## EXERCISE OBJECTIVE
Identify all lines below that hold "eyebrow" and collect them.

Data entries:
□ □ □ □ □ □ □

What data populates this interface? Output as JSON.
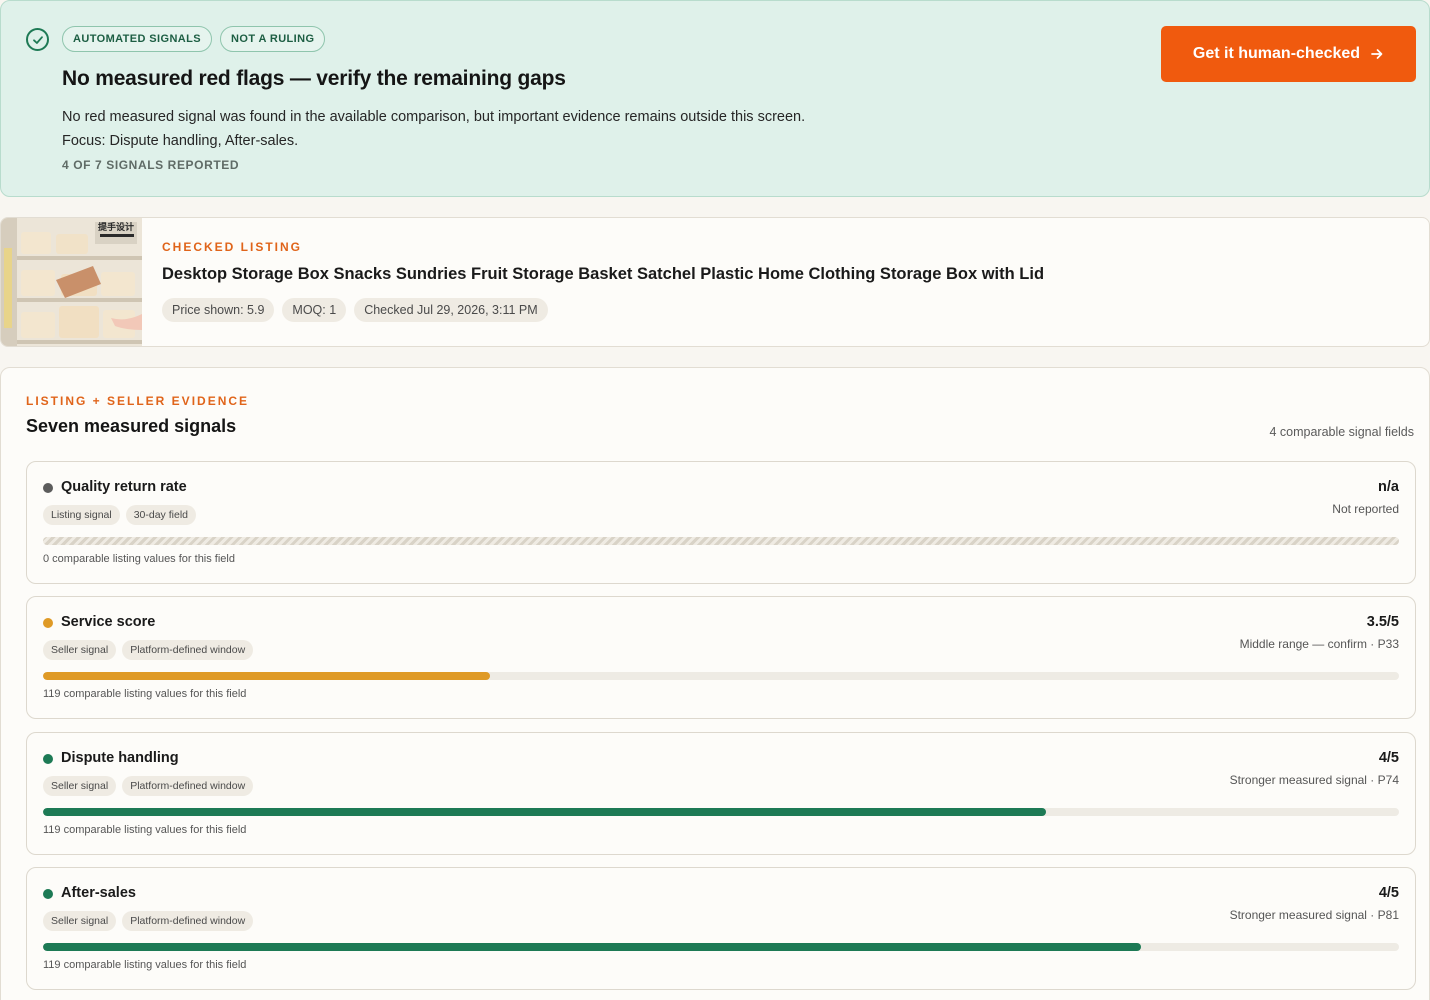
{
  "verdict": {
    "badges": [
      "AUTOMATED SIGNALS",
      "NOT A RULING"
    ],
    "title": "No measured red flags — verify the remaining gaps",
    "body_line1": "No red measured signal was found in the available comparison, but important evidence remains outside this screen.",
    "body_line2": "Focus: Dispute handling, After-sales.",
    "signals_reported": "4 OF 7 SIGNALS REPORTED",
    "cta_label": "Get it human-checked",
    "icons": {
      "status": "check-circle-icon",
      "cta": "arrow-right-icon"
    }
  },
  "listing": {
    "eyebrow": "CHECKED LISTING",
    "title": "Desktop Storage Box Snacks Sundries Fruit Storage Basket Satchel Plastic Home Clothing Storage Box with Lid",
    "thumb_brand_text": "提手设计",
    "chips": [
      "Price shown: 5.9",
      "MOQ: 1",
      "Checked Jul 29, 2026, 3:11 PM"
    ]
  },
  "evidence": {
    "eyebrow": "LISTING + SELLER EVIDENCE",
    "title": "Seven measured signals",
    "field_count": "4 comparable signal fields",
    "signals": [
      {
        "name": "Quality return rate",
        "tags": [
          "Listing signal",
          "30-day field"
        ],
        "value": "n/a",
        "note": "Not reported",
        "footer": "0 comparable listing values for this field",
        "fill": 0,
        "reported": false,
        "color": "#5c5c5c"
      },
      {
        "name": "Service score",
        "tags": [
          "Seller signal",
          "Platform-defined window"
        ],
        "value": "3.5/5",
        "note": "Middle range — confirm · P33",
        "footer": "119 comparable listing values for this field",
        "fill": 0.33,
        "reported": true,
        "color": "#df9a26"
      },
      {
        "name": "Dispute handling",
        "tags": [
          "Seller signal",
          "Platform-defined window"
        ],
        "value": "4/5",
        "note": "Stronger measured signal · P74",
        "footer": "119 comparable listing values for this field",
        "fill": 0.74,
        "reported": true,
        "color": "#1d7a55"
      },
      {
        "name": "After-sales",
        "tags": [
          "Seller signal",
          "Platform-defined window"
        ],
        "value": "4/5",
        "note": "Stronger measured signal · P81",
        "footer": "119 comparable listing values for this field",
        "fill": 0.81,
        "reported": true,
        "color": "#1d7a55"
      }
    ]
  }
}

□ □ □ □ □ □ □

## RESPONSE
    "eyebrow": "CHECKED LISTING",
    "eyebrow": "LISTING + SELLER EVIDENCE",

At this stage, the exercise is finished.